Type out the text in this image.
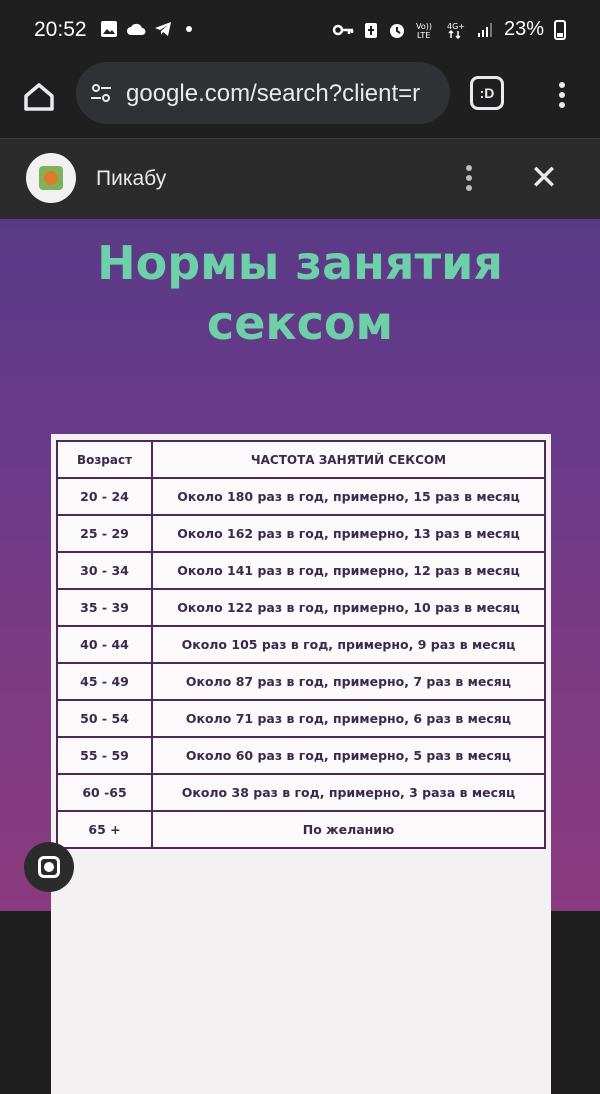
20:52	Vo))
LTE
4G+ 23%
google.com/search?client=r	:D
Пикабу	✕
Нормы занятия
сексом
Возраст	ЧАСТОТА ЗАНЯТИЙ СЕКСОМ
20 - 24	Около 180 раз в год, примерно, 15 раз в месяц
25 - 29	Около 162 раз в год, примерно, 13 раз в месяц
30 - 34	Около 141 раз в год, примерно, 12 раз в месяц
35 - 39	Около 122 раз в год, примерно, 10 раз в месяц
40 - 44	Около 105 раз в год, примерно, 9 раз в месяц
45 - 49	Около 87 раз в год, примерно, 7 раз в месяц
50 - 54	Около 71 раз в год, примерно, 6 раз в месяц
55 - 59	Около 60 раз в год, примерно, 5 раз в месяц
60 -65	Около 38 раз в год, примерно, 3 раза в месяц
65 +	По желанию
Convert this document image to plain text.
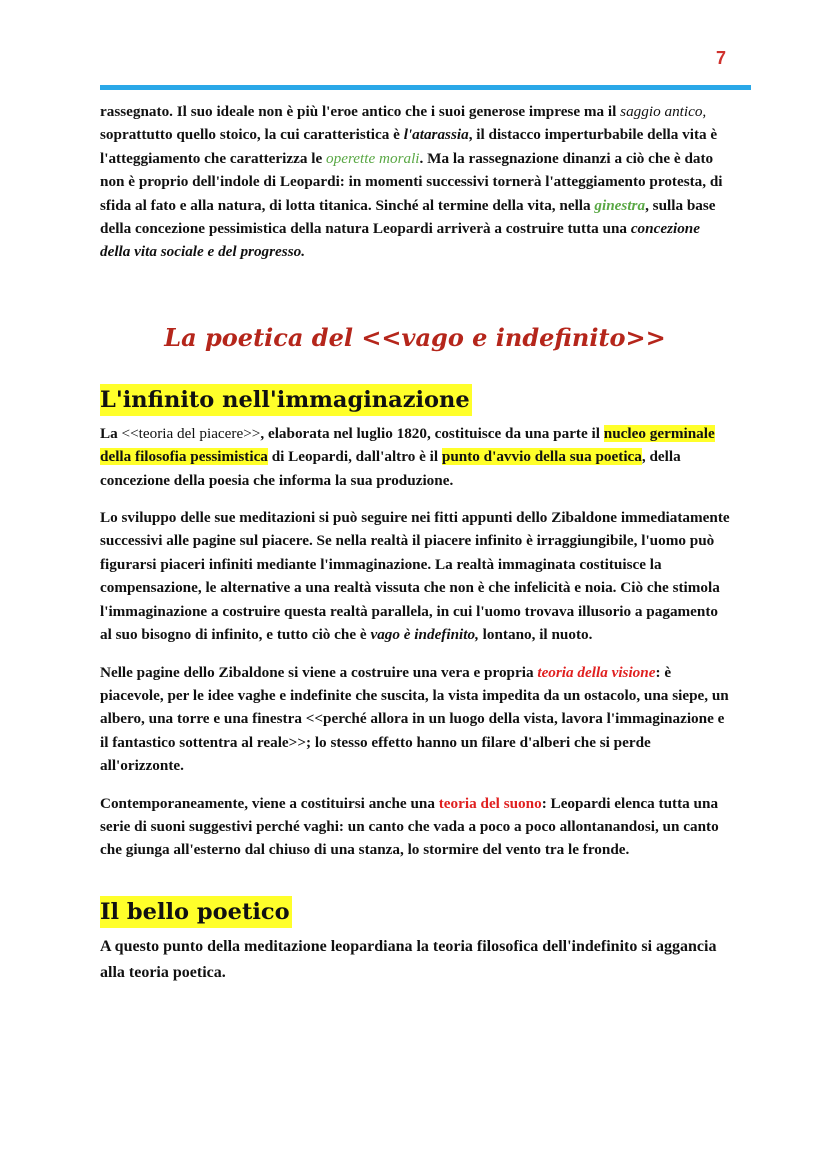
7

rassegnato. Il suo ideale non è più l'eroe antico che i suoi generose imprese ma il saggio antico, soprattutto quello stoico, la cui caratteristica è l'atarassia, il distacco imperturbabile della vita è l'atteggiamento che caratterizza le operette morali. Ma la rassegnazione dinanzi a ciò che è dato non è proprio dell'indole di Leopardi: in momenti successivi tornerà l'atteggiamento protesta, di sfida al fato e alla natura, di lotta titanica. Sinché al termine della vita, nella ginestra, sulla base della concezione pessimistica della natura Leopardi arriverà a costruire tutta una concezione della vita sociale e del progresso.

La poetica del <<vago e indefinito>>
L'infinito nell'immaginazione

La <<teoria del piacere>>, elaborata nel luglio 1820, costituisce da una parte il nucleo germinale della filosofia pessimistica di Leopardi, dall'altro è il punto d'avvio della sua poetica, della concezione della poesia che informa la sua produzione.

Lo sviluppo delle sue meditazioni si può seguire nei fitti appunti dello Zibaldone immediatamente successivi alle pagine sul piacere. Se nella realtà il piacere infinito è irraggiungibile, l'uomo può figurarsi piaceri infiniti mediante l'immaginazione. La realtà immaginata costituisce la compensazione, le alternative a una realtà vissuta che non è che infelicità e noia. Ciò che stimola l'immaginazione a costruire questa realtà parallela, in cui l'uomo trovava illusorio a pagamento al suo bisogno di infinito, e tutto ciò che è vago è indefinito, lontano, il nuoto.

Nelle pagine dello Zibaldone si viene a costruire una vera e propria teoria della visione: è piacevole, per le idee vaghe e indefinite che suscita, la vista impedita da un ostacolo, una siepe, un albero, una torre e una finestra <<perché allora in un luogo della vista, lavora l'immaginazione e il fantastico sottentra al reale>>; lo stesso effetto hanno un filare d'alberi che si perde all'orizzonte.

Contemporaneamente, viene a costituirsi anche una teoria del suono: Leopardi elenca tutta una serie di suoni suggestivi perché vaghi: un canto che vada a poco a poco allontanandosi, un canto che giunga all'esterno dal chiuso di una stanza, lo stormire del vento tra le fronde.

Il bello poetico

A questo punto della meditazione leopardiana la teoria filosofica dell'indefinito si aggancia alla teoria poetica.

● Instruction
Filter the entries above down to the lines containing the word "infinito".

● Worked solution
L'infinito nell'immaginazione
Lo sviluppo delle sue meditazioni si può seguire nei fitti appunti dello Zibaldone immediatamente successivi alle pagine sul piacere. Se nella realtà il piacere infinito è irraggiungibile, l'uomo può figurarsi piaceri infiniti mediante l'immaginazione. La realtà immaginata costituisce la compensazione, le alternative a una realtà vissuta che non è che infelicità e noia. Ciò che stimola l'immaginazione a costruire questa realtà parallela, in cui l'uomo trovava illusorio a pagamento al suo bisogno di infinito, e tutto ciò che è vago è indefinito, lontano, il nuoto.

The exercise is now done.